## [WHAT IS ASKED]
All of the data below must be repeated exactly.

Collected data
* * *
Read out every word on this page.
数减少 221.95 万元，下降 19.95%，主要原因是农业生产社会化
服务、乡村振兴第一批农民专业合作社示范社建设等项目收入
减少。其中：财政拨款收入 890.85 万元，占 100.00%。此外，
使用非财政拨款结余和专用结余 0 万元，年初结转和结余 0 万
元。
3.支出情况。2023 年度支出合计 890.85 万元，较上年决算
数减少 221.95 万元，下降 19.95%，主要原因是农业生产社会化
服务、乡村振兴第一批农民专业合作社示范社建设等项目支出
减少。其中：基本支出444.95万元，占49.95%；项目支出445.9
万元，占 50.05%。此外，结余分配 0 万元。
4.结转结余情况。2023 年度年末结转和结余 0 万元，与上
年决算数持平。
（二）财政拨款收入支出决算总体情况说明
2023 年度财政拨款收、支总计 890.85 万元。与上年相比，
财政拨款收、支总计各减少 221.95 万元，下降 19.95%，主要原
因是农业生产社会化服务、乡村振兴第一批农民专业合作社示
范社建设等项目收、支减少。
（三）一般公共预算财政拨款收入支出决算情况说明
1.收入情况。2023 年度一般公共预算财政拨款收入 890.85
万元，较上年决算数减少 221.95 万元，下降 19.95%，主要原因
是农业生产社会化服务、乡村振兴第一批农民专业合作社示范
* * *
## [ANSWER TO THIS TASK]
Read out every word on this page.
数减少 221.95 万元，下降 19.95%，主要原因是农业生产社会化
服务、乡村振兴第一批农民专业合作社示范社建设等项目收入
减少。其中：财政拨款收入 890.85 万元，占 100.00%。此外，
使用非财政拨款结余和专用结余 0 万元，年初结转和结余 0 万
元。
3.支出情况。2023 年度支出合计 890.85 万元，较上年决算
数减少 221.95 万元，下降 19.95%，主要原因是农业生产社会化
服务、乡村振兴第一批农民专业合作社示范社建设等项目支出
减少。其中：基本支出444.95万元，占49.95%；项目支出445.9
万元，占 50.05%。此外，结余分配 0 万元。
4.结转结余情况。2023 年度年末结转和结余 0 万元，与上
年决算数持平。
（二）财政拨款收入支出决算总体情况说明
2023 年度财政拨款收、支总计 890.85 万元。与上年相比，
财政拨款收、支总计各减少 221.95 万元，下降 19.95%，主要原
因是农业生产社会化服务、乡村振兴第一批农民专业合作社示
范社建设等项目收、支减少。
（三）一般公共预算财政拨款收入支出决算情况说明
1.收入情况。2023 年度一般公共预算财政拨款收入 890.85
万元，较上年决算数减少 221.95 万元，下降 19.95%，主要原因
是农业生产社会化服务、乡村振兴第一批农民专业合作社示范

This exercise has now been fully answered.